START QUOTED PASSAGE

There is no official leader for the discussions. But each session is tape-recorded.

The Educators’ Forum

Unlike the latter two groups, the Massachusetts-based Educators’ Forum includes both elementary- and high-school teachers. It was started with a one-year federal grant by a school administrator who wanted teachers to pursue research based on their own interests and concerns.

All of the 20 teachers who belong to the group pursue a yearlong project in their classrooms and keep copious notes. They may follow the progress of an individual child, for example, or observe children’s use of play.

The group meets every other week for two hours. At each meeting, three or four teachers give progress reports based on their research.

Claryce L. Evans, founder of the forum, said the meetings provide a “safe” environment for teachers.

END QUOTED PASSAGE
START MATERIAL PROVIDED

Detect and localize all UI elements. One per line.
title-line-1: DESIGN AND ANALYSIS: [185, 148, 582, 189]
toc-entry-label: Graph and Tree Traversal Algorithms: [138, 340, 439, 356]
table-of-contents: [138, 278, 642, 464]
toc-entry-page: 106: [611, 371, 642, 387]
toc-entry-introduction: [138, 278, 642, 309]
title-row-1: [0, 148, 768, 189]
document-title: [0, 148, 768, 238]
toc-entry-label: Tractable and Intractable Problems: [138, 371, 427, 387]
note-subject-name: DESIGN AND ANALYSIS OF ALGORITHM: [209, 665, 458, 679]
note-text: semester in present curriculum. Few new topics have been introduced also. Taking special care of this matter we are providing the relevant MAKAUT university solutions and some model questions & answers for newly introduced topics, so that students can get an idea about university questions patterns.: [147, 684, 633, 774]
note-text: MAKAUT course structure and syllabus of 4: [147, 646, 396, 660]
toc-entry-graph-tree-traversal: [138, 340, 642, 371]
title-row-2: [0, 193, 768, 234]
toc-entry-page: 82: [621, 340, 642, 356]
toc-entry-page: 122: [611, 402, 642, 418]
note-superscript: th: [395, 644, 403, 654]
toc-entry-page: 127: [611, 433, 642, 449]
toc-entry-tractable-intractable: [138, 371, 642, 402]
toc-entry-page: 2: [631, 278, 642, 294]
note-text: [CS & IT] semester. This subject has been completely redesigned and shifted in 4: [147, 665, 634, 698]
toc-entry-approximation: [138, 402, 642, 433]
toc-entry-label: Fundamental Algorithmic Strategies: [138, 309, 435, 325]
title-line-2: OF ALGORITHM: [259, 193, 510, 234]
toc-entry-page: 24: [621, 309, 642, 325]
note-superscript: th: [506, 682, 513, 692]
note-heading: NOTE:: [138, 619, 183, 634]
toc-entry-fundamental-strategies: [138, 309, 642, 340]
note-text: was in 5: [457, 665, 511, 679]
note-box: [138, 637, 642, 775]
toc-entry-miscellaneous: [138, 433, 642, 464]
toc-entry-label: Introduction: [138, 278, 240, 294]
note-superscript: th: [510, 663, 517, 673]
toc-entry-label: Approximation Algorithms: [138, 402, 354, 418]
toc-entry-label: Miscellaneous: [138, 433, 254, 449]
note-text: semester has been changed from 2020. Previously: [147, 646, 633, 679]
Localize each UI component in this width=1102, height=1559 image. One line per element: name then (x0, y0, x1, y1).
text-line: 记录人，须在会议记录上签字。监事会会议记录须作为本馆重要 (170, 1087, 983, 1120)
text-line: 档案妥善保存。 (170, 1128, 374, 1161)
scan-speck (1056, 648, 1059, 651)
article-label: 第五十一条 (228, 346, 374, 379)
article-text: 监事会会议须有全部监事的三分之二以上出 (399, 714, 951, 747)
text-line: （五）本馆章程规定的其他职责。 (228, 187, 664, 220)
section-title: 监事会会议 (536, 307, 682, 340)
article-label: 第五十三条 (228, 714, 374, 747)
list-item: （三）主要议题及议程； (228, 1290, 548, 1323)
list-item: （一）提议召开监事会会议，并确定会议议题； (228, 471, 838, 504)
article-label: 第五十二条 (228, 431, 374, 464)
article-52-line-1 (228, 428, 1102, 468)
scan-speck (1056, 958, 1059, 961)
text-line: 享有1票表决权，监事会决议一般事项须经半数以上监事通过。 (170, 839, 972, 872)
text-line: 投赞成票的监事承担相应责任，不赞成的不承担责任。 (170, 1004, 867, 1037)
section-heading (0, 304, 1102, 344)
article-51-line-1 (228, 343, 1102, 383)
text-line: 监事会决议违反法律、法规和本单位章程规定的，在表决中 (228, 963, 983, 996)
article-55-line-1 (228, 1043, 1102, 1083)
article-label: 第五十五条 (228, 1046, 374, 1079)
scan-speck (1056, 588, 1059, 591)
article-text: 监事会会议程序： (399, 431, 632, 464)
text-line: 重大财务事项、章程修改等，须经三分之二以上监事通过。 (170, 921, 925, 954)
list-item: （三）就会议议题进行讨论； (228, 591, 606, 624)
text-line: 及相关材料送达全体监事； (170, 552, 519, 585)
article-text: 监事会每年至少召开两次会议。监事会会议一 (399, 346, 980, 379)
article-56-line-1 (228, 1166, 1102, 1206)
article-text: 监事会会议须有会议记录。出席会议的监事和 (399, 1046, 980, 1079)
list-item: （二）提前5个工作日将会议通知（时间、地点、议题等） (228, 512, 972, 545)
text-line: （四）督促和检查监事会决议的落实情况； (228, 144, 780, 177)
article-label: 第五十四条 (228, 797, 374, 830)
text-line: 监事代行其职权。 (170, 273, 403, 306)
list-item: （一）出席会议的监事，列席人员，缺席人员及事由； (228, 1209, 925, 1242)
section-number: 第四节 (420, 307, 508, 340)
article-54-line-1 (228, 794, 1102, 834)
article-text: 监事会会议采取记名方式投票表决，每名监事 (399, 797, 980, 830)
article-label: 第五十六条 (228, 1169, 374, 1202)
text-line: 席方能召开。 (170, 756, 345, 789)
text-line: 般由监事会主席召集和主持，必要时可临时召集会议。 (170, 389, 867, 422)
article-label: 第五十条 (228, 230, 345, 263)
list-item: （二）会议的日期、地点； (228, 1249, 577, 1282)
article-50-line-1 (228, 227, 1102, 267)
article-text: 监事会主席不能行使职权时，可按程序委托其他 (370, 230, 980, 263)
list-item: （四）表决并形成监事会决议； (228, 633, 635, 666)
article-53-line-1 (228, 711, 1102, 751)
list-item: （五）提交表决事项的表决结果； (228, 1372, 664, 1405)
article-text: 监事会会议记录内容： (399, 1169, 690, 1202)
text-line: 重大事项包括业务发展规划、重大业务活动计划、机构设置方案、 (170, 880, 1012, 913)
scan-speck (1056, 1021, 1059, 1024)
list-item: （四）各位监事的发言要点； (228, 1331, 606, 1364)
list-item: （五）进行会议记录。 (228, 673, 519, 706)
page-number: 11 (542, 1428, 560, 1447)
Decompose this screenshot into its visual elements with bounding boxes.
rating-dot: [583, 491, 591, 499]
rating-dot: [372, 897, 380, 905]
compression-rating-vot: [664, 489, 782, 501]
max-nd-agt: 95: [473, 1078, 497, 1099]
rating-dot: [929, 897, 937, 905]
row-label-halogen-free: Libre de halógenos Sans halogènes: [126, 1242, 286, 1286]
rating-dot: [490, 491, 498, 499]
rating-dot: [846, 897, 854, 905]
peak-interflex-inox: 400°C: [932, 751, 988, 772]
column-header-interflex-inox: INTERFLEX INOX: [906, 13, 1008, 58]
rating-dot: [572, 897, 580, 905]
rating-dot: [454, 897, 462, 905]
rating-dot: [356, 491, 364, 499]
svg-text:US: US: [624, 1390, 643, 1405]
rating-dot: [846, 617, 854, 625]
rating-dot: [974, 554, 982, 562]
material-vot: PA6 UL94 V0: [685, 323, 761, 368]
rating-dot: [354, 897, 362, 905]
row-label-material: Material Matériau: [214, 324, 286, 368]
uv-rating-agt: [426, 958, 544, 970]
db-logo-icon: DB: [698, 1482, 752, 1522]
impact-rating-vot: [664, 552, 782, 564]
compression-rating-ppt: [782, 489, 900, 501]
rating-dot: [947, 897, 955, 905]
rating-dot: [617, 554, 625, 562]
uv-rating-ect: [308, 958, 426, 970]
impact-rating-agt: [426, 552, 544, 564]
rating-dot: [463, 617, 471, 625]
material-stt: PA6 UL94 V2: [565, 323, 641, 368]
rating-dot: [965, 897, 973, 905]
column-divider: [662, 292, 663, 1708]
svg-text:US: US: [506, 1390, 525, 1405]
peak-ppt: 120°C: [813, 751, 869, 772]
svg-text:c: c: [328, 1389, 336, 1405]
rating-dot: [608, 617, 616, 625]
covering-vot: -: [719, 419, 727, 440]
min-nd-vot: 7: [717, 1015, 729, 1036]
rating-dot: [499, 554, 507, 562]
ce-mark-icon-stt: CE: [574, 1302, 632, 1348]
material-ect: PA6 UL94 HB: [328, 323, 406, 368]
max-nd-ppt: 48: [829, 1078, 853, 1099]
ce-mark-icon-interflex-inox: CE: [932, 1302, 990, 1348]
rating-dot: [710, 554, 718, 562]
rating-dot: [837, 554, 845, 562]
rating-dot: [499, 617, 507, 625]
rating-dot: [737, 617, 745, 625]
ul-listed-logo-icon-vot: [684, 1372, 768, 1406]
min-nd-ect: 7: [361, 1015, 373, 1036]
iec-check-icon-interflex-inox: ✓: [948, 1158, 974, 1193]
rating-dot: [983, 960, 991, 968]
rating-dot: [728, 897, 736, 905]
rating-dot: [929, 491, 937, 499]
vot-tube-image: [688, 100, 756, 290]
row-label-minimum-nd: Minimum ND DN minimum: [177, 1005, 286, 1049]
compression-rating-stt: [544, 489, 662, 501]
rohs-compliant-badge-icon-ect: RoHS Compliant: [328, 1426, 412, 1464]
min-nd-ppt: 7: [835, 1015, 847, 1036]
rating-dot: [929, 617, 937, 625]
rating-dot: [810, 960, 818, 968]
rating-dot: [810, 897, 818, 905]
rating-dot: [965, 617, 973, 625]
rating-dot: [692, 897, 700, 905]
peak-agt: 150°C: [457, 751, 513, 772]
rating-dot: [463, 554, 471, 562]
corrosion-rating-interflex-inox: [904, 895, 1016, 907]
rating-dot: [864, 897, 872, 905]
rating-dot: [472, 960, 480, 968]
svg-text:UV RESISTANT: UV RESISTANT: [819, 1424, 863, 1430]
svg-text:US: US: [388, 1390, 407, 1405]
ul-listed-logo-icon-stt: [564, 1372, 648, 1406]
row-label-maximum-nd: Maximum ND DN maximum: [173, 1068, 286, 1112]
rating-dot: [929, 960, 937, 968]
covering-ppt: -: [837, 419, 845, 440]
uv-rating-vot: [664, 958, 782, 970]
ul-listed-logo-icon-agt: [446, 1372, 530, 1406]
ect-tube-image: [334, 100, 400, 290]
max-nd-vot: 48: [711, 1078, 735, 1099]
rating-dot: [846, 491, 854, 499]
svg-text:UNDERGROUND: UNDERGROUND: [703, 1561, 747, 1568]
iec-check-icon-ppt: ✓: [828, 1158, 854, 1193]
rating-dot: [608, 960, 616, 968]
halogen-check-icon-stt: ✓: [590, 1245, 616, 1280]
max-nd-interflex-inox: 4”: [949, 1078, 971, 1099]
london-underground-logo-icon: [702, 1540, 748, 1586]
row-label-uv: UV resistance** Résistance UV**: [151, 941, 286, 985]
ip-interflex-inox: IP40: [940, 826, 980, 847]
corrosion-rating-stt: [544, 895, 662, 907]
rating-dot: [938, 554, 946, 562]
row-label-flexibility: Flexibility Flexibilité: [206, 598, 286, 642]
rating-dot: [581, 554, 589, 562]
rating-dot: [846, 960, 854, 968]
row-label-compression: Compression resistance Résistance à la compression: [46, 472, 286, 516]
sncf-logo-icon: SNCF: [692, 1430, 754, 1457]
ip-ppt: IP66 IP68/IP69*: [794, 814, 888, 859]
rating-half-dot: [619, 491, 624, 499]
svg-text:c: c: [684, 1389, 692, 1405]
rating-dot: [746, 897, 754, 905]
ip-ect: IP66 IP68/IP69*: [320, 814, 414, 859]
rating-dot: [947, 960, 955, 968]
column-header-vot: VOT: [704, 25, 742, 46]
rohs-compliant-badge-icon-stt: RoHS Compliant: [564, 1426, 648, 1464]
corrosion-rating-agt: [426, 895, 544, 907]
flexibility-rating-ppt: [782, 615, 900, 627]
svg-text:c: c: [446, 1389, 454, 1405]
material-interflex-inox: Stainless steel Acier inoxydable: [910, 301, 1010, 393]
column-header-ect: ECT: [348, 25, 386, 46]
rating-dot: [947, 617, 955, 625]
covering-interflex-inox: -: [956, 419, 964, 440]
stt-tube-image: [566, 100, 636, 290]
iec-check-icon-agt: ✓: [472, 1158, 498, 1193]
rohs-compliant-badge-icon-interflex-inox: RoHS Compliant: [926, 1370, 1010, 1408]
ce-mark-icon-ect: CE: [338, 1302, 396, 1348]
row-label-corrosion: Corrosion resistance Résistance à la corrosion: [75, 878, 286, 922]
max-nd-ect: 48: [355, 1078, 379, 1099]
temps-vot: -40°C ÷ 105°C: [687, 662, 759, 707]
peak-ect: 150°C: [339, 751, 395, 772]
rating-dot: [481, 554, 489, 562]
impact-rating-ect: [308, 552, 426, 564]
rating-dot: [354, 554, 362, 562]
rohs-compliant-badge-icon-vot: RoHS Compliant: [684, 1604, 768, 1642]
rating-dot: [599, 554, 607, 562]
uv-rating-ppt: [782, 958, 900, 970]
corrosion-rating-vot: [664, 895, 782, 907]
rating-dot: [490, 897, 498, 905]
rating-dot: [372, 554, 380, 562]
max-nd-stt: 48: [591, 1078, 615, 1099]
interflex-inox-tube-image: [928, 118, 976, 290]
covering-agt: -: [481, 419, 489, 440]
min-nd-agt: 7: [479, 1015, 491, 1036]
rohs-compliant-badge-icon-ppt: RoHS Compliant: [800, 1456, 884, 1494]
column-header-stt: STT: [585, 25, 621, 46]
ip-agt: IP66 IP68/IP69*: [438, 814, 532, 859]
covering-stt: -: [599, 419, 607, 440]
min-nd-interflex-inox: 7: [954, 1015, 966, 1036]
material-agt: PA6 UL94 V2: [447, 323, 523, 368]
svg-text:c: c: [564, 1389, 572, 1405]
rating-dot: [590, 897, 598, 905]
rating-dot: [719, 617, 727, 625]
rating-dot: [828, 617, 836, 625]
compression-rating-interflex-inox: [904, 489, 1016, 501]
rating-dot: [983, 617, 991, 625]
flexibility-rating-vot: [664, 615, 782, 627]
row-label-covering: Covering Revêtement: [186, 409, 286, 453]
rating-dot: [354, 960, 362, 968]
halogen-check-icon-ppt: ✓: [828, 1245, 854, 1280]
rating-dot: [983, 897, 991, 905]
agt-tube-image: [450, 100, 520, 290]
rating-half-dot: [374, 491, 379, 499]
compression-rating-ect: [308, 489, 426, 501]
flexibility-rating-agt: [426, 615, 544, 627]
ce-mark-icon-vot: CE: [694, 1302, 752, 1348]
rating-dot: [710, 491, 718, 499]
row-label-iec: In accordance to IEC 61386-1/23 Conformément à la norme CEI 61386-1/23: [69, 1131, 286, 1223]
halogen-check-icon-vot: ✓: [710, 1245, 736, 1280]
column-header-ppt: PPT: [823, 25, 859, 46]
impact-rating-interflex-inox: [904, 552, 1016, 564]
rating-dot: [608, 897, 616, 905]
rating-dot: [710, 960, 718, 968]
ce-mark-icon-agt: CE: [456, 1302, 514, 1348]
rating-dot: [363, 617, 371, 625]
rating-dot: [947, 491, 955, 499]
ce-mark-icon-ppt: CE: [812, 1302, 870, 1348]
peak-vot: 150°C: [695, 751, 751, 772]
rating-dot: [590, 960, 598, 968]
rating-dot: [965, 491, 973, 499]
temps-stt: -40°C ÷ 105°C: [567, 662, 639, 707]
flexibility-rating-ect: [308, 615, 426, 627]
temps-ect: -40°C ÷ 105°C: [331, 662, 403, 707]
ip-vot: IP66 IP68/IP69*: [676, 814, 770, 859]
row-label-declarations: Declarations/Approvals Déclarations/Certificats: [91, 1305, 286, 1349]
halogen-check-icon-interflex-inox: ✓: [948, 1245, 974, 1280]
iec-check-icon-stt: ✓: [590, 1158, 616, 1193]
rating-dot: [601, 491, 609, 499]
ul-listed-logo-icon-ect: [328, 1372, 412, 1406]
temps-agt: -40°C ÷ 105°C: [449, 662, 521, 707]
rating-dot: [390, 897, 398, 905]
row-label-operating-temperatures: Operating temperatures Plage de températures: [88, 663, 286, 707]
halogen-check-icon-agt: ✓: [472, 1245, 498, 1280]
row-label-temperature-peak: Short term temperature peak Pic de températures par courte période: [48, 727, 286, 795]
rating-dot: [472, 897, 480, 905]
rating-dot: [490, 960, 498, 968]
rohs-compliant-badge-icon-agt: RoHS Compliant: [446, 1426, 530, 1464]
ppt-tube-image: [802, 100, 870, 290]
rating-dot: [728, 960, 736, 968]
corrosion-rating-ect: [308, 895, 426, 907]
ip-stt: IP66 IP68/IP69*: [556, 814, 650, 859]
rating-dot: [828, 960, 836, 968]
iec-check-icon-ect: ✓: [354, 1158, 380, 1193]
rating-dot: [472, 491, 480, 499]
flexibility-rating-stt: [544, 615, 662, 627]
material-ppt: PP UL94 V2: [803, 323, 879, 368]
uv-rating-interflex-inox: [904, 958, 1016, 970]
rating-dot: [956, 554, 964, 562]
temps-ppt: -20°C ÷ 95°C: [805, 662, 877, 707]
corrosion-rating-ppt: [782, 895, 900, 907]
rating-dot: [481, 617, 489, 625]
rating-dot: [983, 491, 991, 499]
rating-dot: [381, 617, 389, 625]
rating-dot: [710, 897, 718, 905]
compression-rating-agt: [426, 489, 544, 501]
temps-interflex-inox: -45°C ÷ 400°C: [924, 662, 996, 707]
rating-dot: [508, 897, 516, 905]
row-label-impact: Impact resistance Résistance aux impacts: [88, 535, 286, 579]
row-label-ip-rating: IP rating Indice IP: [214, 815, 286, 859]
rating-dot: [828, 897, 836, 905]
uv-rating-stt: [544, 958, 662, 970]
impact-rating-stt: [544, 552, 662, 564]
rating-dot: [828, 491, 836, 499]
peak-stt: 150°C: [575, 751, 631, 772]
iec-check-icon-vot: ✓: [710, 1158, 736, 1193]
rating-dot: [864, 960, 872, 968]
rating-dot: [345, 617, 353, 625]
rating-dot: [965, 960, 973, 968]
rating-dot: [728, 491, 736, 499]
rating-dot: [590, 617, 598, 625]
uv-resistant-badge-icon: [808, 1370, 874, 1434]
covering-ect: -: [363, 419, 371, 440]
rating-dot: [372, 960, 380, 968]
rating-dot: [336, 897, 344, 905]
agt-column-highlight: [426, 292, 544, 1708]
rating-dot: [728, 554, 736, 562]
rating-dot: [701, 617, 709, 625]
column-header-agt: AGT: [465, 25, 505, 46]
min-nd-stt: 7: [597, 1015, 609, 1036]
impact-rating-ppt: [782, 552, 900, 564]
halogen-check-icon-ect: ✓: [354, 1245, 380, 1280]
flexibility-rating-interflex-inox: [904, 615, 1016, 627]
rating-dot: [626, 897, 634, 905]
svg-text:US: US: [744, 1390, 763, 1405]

END MATERIAL PROVIDED

— THINGS TO DO —
1. In the text about the Educators' Forum, do the following statements agree with it? Answer yes or no for each and quote the words that decide it.
(a) The forum's members are all high-school teachers.
(b) The group meets every other week for two hours.
(c) The forum began with a three-year federal grant.
2. According to the text about the Educators' Forum, how many teachers give progress reports at each meeting?

— THE RESPONSES —
1.
(a) No: "includes both elementary- and high-school teachers."
(b) Yes: "The group meets every other week for two hours."
(c) No: "It was started with a one-year federal grant"

2. Three or four teachers.